Предложенный отрывок:
--------
Так почему же страница за страницей вот так:

Я был один очкарик в батальоне.

И рост – 182.

Естественно, меня запомнить

особого не стоило труда.

Я кончил.

Ровен сердца стук.

И отжимаю я предохранитель.

Ну, что вы заскучали вдруг?

Давайте, суки, подходите!..

Не хочет Белаш писать «культурно».

Ему нужно выговорить то, что по-другому не выговаривается, сказать такое, чего не сказал еще никто. Отсюда – и открытая «заемность ни у кого», вызывающая в памяти не поэтический контекст, а поющего инвалида в трамвае, дворовую и «камерную» лирику, да и просто застолье конца 40-х, скажем… Вслушайтесь:

Сидел он бледный в водосточной яме,

За воротник катился крупный пот,

И грязными, дрожащими руками

Он зажимал простреленный живот.

Или другая мелодия:

Плыла тишина по стерне

над полем, разрывами взрытым,

и медленно падавший снег

ложился на лица убитых.

«Певцом во стане…» тут не пахнет и «Полтавой» тоже. На язык лезет иное:

«Я встретил его близ Одессы родной, когда в бой пошла наша рота… Двенадцать ранений хирург насчитал, две пули засели глубоко…» Или: «Я помню тот Ванинский порт… Я знаю, меня ты не ждешь…» И дело не в совпадении размеров: пятистопники и трехсложники найдутся в любой книжке. Но этот строй речи, этот способ сочинять стихи, этот способ мышления…

«Плохая поэзия»? Конечно! Безусловно!

Их было уже немало, «плохих поэзии». Они так и называли себя «плохими», подчеркивали свою «низкость». Была «не для публики читающей», а для «внутреннего употребления» – вторая, внутренняя поэзия «Арзамаса». Была тоже «плохая», по самоопределению, поэзия «Сатирикона»… Первая, переплавленная Пушкиным с «высокой» традицией, стала новой поэтикой. Вторая вошла целиком в поэтику Маяковского… Это, в общем-то, просто: «низкая», «плохая», «самодельная» поэзия существует всегда, и наше время тут не исключение: есть «авторская песня», есть Высоцкий и Макаревич и тысячи безвестных сочинителей… Но речь сейчас не об этом, хотя тема вот уже лет десять требует осмысления.

Книга Белаша утверждает: не «плохая», а другая поэзия, поэзия вне поэзии, – та, что бытовала в окопах, та, что была ежедневной эстетической и духовной пищей самой широкой солдатской массы (не единственной, конечно: не нуждаются в защите ни Теркин, ни «Жди меня», ни «Землянка»…), – она была, жила, служила:

…и бронебойщик, хмельной от восторга и ярости,

вдруг заорет, запоет во все горло с напарником:

«Нет, не хочу я любви мимолетной,

Пусть ее жаждет другой кто-нибудь!» –

строчки заветные песни своей лебединой…

И, выпив, она пела под гитару

в землянке полутемной и сырой,

как Жорка-вор свою зарезал шмару

и схоронил ее в земле сырой…

Так что это – стилизация? Но стилизация – это когда говорят чужими словами и говорят чуждое. А Белашу нужно сказать даже слишком свое – хотя и общее, – и поэтику он выбирает сознательно. Даже не так: не выбирает! То, что он хочет сказать, – иначе не скажется. Только в этой поэтике. Только она и обеспечивает ту меру реальности, правды, которой не было даже у «старших» фронтовиков.
--------
Задания:
- A) Переведите на английский язык предложение из отрывка о стихах Белаша: «Не хочет Белаш писать „культурно“.»
- B) Продолжите отрывок о фронтовой поэзии Белаша, начав сразу после его последнего предложения.

Исходные данные:
--------
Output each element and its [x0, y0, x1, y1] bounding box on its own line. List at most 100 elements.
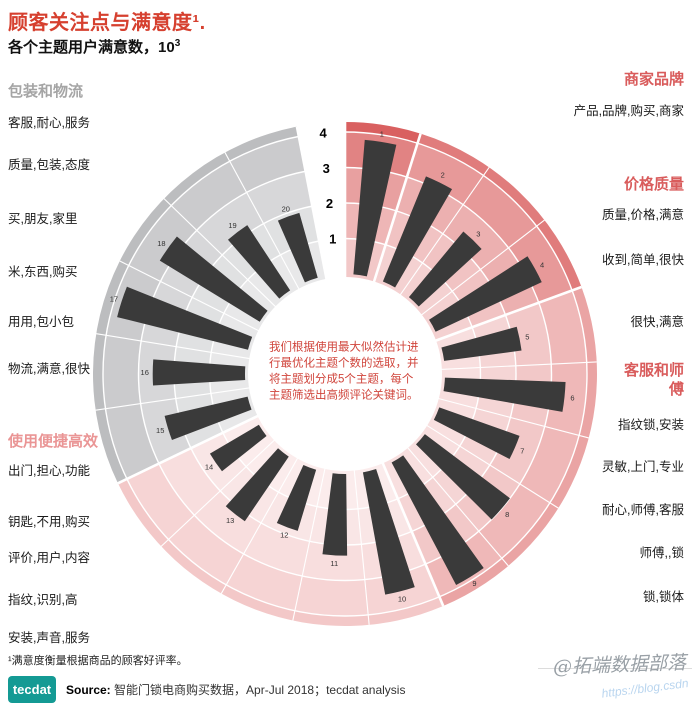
--------
Ответы по заданиям:
- A) Belash does not want to write "in a cultured manner."

- B)
Белаш в принципе не поддается цитированию: отрывочные цитаты лишь искажают тот цельный мир, каким является книга «Оглохшая пехота». Повторю только, что война в ней беспощадно правдива и правда эта – солдатская. Это война рядового пехотинца, это война миллионов, в самом прямом значении этого слова – рядовых.

А эстетический центр книги (без которого понять ее в художественной цельности вряд ли возможно, потому что правда вызвала этот способ говорить, а он обеспечил правду) – вот это стихотворение:

Горит фитиль в латунной желтой гильзе.

Табачный дым плывет по блиндажу.

А через час – о, мама дорогая, –

мы в наступление пойдем.

И может быть, я сам того не знаю,

меня сразит фашистский автомат,

и упаду я мертвый в чистом поле,

широко руки разбросав.

Друзья отыщут труп мой после боя

и, на шинелку молча положив,

под залп ружейный навсегда зароют

в окопе старом на бугре.

А через месяц в дом наш похоронку

в конверте сером почта принесет,

что сын твой – мама, мама дорогая, –

в боях за Родину погиб.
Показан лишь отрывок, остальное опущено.